YOUR OBJECTIVE
Find every line in the records below that contains the word "Appl", and copy each such line.

DATA FOR THE TASK
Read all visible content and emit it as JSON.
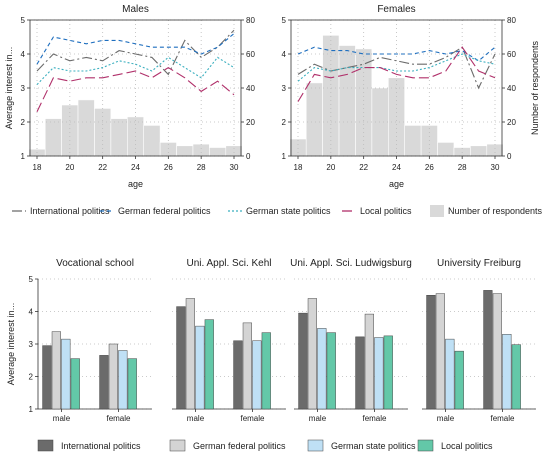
{
  "chart_data": [
    {
      "type": "line",
      "title": "Males",
      "xlabel": "age",
      "ylabel": "Average interest in...",
      "y2label": "",
      "x": [
        18,
        19,
        20,
        21,
        22,
        23,
        24,
        25,
        26,
        27,
        28,
        29,
        30
      ],
      "xticks": [
        "18",
        "20",
        "22",
        "24",
        "26",
        "28",
        "30"
      ],
      "ylim": [
        1,
        5
      ],
      "yticks": [
        "1",
        "2",
        "3",
        "4",
        "5"
      ],
      "y2lim": [
        0,
        80
      ],
      "y2ticks": [
        "0",
        "20",
        "40",
        "60",
        "80"
      ],
      "series": [
        {
          "name": "International politics",
          "values": [
            3.5,
            4.0,
            3.8,
            3.9,
            3.8,
            4.1,
            4.0,
            3.9,
            3.4,
            4.4,
            3.9,
            4.2,
            4.7
          ]
        },
        {
          "name": "German federal politics",
          "values": [
            3.7,
            4.5,
            4.4,
            4.3,
            4.4,
            4.4,
            4.3,
            4.2,
            4.2,
            4.2,
            4.0,
            4.2,
            4.6
          ]
        },
        {
          "name": "German state politics",
          "values": [
            3.1,
            3.6,
            3.5,
            3.5,
            3.6,
            3.8,
            3.7,
            3.5,
            3.9,
            3.6,
            3.3,
            3.9,
            3.6
          ]
        },
        {
          "name": "Local politics",
          "values": [
            2.3,
            3.3,
            3.2,
            3.3,
            3.3,
            3.4,
            3.5,
            3.3,
            3.6,
            3.3,
            2.9,
            3.2,
            2.8
          ]
        }
      ],
      "bars": {
        "name": "Number of respondents",
        "values": [
          4,
          22,
          30,
          33,
          28,
          22,
          23,
          18,
          8,
          6,
          7,
          5,
          6
        ]
      }
    },
    {
      "type": "line",
      "title": "Females",
      "xlabel": "age",
      "ylabel": "",
      "y2label": "Number of respondents",
      "x": [
        18,
        19,
        20,
        21,
        22,
        23,
        24,
        25,
        26,
        27,
        28,
        29,
        30
      ],
      "xticks": [
        "18",
        "20",
        "22",
        "24",
        "26",
        "28",
        "30"
      ],
      "ylim": [
        1,
        5
      ],
      "yticks": [
        "1",
        "2",
        "3",
        "4",
        "5"
      ],
      "y2lim": [
        0,
        80
      ],
      "y2ticks": [
        "0",
        "20",
        "40",
        "60",
        "80"
      ],
      "series": [
        {
          "name": "International politics",
          "values": [
            3.4,
            3.7,
            3.5,
            3.6,
            3.7,
            3.9,
            3.8,
            3.7,
            3.7,
            3.9,
            4.2,
            3.0,
            4.0
          ]
        },
        {
          "name": "German federal politics",
          "values": [
            4.0,
            4.2,
            4.1,
            4.1,
            4.0,
            4.0,
            4.0,
            4.0,
            4.1,
            4.0,
            4.1,
            3.8,
            4.2
          ]
        },
        {
          "name": "German state politics",
          "values": [
            3.2,
            3.6,
            3.5,
            3.6,
            3.6,
            3.6,
            3.5,
            3.5,
            3.6,
            3.8,
            4.0,
            3.8,
            3.7
          ]
        },
        {
          "name": "Local politics",
          "values": [
            2.6,
            3.4,
            3.3,
            3.4,
            3.6,
            3.6,
            3.4,
            3.3,
            3.3,
            3.5,
            4.2,
            3.5,
            3.3
          ]
        }
      ],
      "bars": {
        "name": "Number of respondents",
        "values": [
          10,
          43,
          71,
          65,
          63,
          40,
          46,
          18,
          18,
          8,
          5,
          6,
          7
        ]
      }
    },
    {
      "type": "bar",
      "ylabel": "Average interest in...",
      "ylim": [
        1,
        5
      ],
      "yticks": [
        "1",
        "2",
        "3",
        "4",
        "5"
      ],
      "groups": [
        "male",
        "female"
      ],
      "series_names": [
        "International politics",
        "German federal politics",
        "German state politics",
        "Local politics"
      ],
      "panels": [
        {
          "title": "Vocational school",
          "values": {
            "male": [
              2.95,
              3.38,
              3.15,
              2.55
            ],
            "female": [
              2.65,
              3.0,
              2.8,
              2.55
            ]
          }
        },
        {
          "title": "Uni. Appl. Sci. Kehl",
          "values": {
            "male": [
              4.15,
              4.4,
              3.55,
              3.75
            ],
            "female": [
              3.1,
              3.65,
              3.1,
              3.35
            ]
          }
        },
        {
          "title": "Uni. Appl. Sci. Ludwigsburg",
          "values": {
            "male": [
              3.95,
              4.4,
              3.48,
              3.35
            ],
            "female": [
              3.22,
              3.92,
              3.2,
              3.25
            ]
          }
        },
        {
          "title": "University Freiburg",
          "values": {
            "male": [
              4.5,
              4.55,
              3.15,
              2.78
            ],
            "female": [
              4.65,
              4.55,
              3.3,
              2.98
            ]
          }
        }
      ]
    }
  ],
  "legend_top": [
    {
      "label": "International politics",
      "kind": "line",
      "color": "#6b6b6b",
      "dash": "10,3,2,3"
    },
    {
      "label": "German federal politics",
      "kind": "line",
      "color": "#1f6fbf",
      "dash": "4,3"
    },
    {
      "label": "German state politics",
      "kind": "line",
      "color": "#3aafbf",
      "dash": "2,2"
    },
    {
      "label": "Local politics",
      "kind": "line",
      "color": "#b0306a",
      "dash": "10,4"
    },
    {
      "label": "Number of respondents",
      "kind": "box",
      "color": "#d9d9d9"
    }
  ],
  "legend_bottom": [
    {
      "label": "International politics",
      "color": "#6b6b6b"
    },
    {
      "label": "German federal politics",
      "color": "#d4d4d4"
    },
    {
      "label": "German state politics",
      "color": "#bfe0f5"
    },
    {
      "label": "Local politics",
      "color": "#63c8a8"
    }
  ],
  "colors": {
    "international": "#6b6b6b",
    "federal": "#1f6fbf",
    "state": "#3aafbf",
    "local": "#b0306a",
    "respondents": "#d9d9d9",
    "bar_international": "#6b6b6b",
    "bar_federal": "#d4d4d4",
    "bar_state": "#bfe0f5",
    "bar_local": "#63c8a8"
  }
}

RESPONSE
          "title": "Uni. Appl. Sci. Kehl",
          "title": "Uni. Appl. Sci. Ludwigsburg",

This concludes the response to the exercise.